=== Materials provided ===

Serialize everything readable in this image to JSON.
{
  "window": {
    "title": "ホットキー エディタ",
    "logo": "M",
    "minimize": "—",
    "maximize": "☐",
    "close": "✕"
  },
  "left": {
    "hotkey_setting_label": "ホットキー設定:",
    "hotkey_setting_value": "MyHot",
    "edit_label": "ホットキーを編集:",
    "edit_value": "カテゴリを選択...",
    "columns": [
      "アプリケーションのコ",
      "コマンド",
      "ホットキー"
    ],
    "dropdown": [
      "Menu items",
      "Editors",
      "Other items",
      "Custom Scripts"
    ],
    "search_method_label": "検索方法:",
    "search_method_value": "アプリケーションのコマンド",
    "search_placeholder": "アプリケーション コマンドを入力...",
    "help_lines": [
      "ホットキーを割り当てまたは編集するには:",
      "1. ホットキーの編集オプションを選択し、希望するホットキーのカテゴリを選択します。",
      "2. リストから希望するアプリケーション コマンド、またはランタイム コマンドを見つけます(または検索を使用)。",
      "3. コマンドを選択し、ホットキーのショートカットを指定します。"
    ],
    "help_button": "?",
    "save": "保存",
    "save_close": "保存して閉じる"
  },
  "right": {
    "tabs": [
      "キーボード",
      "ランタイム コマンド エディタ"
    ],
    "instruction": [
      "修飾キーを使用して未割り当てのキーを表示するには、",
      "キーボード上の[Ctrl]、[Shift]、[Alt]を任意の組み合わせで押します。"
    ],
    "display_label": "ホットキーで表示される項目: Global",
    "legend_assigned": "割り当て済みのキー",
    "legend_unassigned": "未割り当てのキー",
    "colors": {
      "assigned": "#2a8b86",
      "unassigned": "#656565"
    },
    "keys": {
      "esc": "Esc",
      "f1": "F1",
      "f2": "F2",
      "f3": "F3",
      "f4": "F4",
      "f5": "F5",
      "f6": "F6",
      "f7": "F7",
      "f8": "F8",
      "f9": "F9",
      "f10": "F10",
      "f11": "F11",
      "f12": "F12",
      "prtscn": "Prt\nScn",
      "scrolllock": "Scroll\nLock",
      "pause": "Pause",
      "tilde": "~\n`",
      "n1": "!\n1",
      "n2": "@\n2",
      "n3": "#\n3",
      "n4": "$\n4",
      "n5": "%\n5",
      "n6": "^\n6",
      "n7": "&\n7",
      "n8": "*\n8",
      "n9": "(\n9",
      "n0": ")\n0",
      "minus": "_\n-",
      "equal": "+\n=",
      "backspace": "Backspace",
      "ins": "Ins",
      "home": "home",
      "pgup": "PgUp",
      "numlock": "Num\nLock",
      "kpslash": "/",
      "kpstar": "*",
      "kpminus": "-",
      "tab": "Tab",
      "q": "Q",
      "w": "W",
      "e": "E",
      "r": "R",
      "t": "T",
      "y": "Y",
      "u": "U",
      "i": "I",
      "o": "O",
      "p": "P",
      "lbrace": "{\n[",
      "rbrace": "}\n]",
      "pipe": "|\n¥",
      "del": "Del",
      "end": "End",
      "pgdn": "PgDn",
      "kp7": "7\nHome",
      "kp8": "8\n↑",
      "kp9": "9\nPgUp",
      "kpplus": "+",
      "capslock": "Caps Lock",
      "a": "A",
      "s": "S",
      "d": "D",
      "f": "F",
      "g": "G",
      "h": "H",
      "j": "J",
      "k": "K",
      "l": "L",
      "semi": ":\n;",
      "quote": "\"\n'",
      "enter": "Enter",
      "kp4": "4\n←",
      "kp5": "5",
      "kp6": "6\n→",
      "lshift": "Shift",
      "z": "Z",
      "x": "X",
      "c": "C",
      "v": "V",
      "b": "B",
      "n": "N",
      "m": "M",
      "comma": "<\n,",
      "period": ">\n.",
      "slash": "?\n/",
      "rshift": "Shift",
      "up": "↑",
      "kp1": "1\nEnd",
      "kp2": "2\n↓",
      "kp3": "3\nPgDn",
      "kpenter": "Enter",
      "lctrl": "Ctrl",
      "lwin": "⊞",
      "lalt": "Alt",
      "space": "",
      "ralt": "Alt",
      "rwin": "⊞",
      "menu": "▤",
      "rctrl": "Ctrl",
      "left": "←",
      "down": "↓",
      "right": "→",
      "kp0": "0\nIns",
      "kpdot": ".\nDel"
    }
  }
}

===

> Problem to work on
From the records above, extract everything verbatim.

> Output for this task
Serialize everything readable in this image to JSON.
{
  "window": {
    "title": "ホットキー エディタ",
    "logo": "M",
    "minimize": "—",
    "maximize": "☐",
    "close": "✕"
  },
  "left": {
    "hotkey_setting_label": "ホットキー設定:",
    "hotkey_setting_value": "MyHot",
    "edit_label": "ホットキーを編集:",
    "edit_value": "カテゴリを選択...",
    "columns": [
      "アプリケーションのコ",
      "コマンド",
      "ホットキー"
    ],
    "dropdown": [
      "Menu items",
      "Editors",
      "Other items",
      "Custom Scripts"
    ],
    "search_method_label": "検索方法:",
    "search_method_value": "アプリケーションのコマンド",
    "search_placeholder": "アプリケーション コマンドを入力...",
    "help_lines": [
      "ホットキーを割り当てまたは編集するには:",
      "1. ホットキーの編集オプションを選択し、希望するホットキーのカテゴリを選択します。",
      "2. リストから希望するアプリケーション コマンド、またはランタイム コマンドを見つけます(または検索を使用)。",
      "3. コマンドを選択し、ホットキーのショートカットを指定します。"
    ],
    "help_button": "?",
    "save": "保存",
    "save_close": "保存して閉じる"
  },
  "right": {
    "tabs": [
      "キーボード",
      "ランタイム コマンド エディタ"
    ],
    "instruction": [
      "修飾キーを使用して未割り当てのキーを表示するには、",
      "キーボード上の[Ctrl]、[Shift]、[Alt]を任意の組み合わせで押します。"
    ],
    "display_label": "ホットキーで表示される項目: Global",
    "legend_assigned": "割り当て済みのキー",
    "legend_unassigned": "未割り当てのキー",
    "colors": {
      "assigned": "#2a8b86",
      "unassigned": "#656565"
    },
    "keys": {
      "esc": "Esc",
      "f1": "F1",
      "f2": "F2",
      "f3": "F3",
      "f4": "F4",
      "f5": "F5",
      "f6": "F6",
      "f7": "F7",
      "f8": "F8",
      "f9": "F9",
      "f10": "F10",
      "f11": "F11",
      "f12": "F12",
      "prtscn": "Prt\nScn",
      "scrolllock": "Scroll\nLock",
      "pause": "Pause",
      "tilde": "~\n`",
      "n1": "!\n1",
      "n2": "@\n2",
      "n3": "#\n3",
      "n4": "$\n4",
      "n5": "%\n5",
      "n6": "^\n6",
      "n7": "&\n7",
      "n8": "*\n8",
      "n9": "(\n9",
      "n0": ")\n0",
      "minus": "_\n-",
      "equal": "+\n=",
      "backspace": "Backspace",
      "ins": "Ins",
      "home": "home",
      "pgup": "PgUp",
      "numlock": "Num\nLock",
      "kpslash": "/",
      "kpstar": "*",
      "kpminus": "-",
      "tab": "Tab",
      "q": "Q",
      "w": "W",
      "e": "E",
      "r": "R",
      "t": "T",
      "y": "Y",
      "u": "U",
      "i": "I",
      "o": "O",
      "p": "P",
      "lbrace": "{\n[",
      "rbrace": "}\n]",
      "pipe": "|\n¥",
      "del": "Del",
      "end": "End",
      "pgdn": "PgDn",
      "kp7": "7\nHome",
      "kp8": "8\n↑",
      "kp9": "9\nPgUp",
      "kpplus": "+",
      "capslock": "Caps Lock",
      "a": "A",
      "s": "S",
      "d": "D",
      "f": "F",
      "g": "G",
      "h": "H",
      "j": "J",
      "k": "K",
      "l": "L",
      "semi": ":\n;",
      "quote": "\"\n'",
      "enter": "Enter",
      "kp4": "4\n←",
      "kp5": "5",
      "kp6": "6\n→",
      "lshift": "Shift",
      "z": "Z",
      "x": "X",
      "c": "C",
      "v": "V",
      "b": "B",
      "n": "N",
      "m": "M",
      "comma": "<\n,",
      "period": ">\n.",
      "slash": "?\n/",
      "rshift": "Shift",
      "up": "↑",
      "kp1": "1\nEnd",
      "kp2": "2\n↓",
      "kp3": "3\nPgDn",
      "kpenter": "Enter",
      "lctrl": "Ctrl",
      "lwin": "⊞",
      "lalt": "Alt",
      "space": "",
      "ralt": "Alt",
      "rwin": "⊞",
      "menu": "▤",
      "rctrl": "Ctrl",
      "left": "←",
      "down": "↓",
      "right": "→",
      "kp0": "0\nIns",
      "kpdot": ".\nDel"
    }
  }
}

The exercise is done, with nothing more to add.